··· PAGE ···

The second of a post-election three-part series on civil liberties in the UK observes how the Queen’s Speech immigration proposals contain more of the same old deterrence policies, creating more desperation, in the face of the biggest refugee crisis since World War II.
According to an investigation by the International Consortium of Investigative Journalists, in just the ten years to 2013, 3.4 million people were displaced by World Bank-funded projects around the globe: land grabs, dam projects, mines, power plants which leave a trail of broken livelihoods and broken promises of resettlement. These refugees of globalisation, along with refugees from war and persecution, make up the hundreds of thousands who, denied visas, denied boarding on any safe or legal means of transport, are risking their lives on the migrant boats in the Mediterranean in search of security and dignity in Europe. Verified deaths in the Mediterranean went from 600 in 2013 to 3,419 in 2014 and over 1,800 so far this year.

···

**TASK REQUIREMENTS:**
Answer these questions from the article on refugees:
(a) Whose speech contained the immigration proposals the article discusses?
(b) How many people were displaced by World Bank-funded projects in the ten years to 2013?
(c) How many verified deaths were there in the Mediterranean in 2014?

··· RAW DATA ···

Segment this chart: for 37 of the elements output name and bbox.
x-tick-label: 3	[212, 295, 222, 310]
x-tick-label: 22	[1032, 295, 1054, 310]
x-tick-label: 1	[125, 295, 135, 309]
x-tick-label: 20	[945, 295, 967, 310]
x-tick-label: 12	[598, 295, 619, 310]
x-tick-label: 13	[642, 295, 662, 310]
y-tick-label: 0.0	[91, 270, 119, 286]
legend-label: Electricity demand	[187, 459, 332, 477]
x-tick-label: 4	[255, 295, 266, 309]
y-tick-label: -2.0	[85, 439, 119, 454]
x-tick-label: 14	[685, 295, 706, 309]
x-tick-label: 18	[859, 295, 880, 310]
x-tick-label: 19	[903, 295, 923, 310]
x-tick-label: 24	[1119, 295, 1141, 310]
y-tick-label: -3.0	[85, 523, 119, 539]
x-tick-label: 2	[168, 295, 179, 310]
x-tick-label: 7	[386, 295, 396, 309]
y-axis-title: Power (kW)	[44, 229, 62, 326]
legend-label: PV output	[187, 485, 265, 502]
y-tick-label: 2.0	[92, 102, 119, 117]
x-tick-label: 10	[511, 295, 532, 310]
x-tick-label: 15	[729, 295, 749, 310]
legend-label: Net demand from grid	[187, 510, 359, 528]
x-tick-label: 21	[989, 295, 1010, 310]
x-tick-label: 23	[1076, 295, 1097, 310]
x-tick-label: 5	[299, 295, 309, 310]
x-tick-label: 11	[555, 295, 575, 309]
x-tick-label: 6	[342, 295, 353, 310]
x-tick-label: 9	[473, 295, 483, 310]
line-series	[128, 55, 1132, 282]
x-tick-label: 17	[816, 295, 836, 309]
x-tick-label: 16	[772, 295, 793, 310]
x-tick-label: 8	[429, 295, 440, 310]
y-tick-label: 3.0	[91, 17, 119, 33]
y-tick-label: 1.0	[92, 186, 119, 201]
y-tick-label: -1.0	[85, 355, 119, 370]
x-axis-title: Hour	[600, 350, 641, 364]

···

**RESULT:**
(a) The Queen's Speech.
(b) 3.4 million people.
(c) 3,419.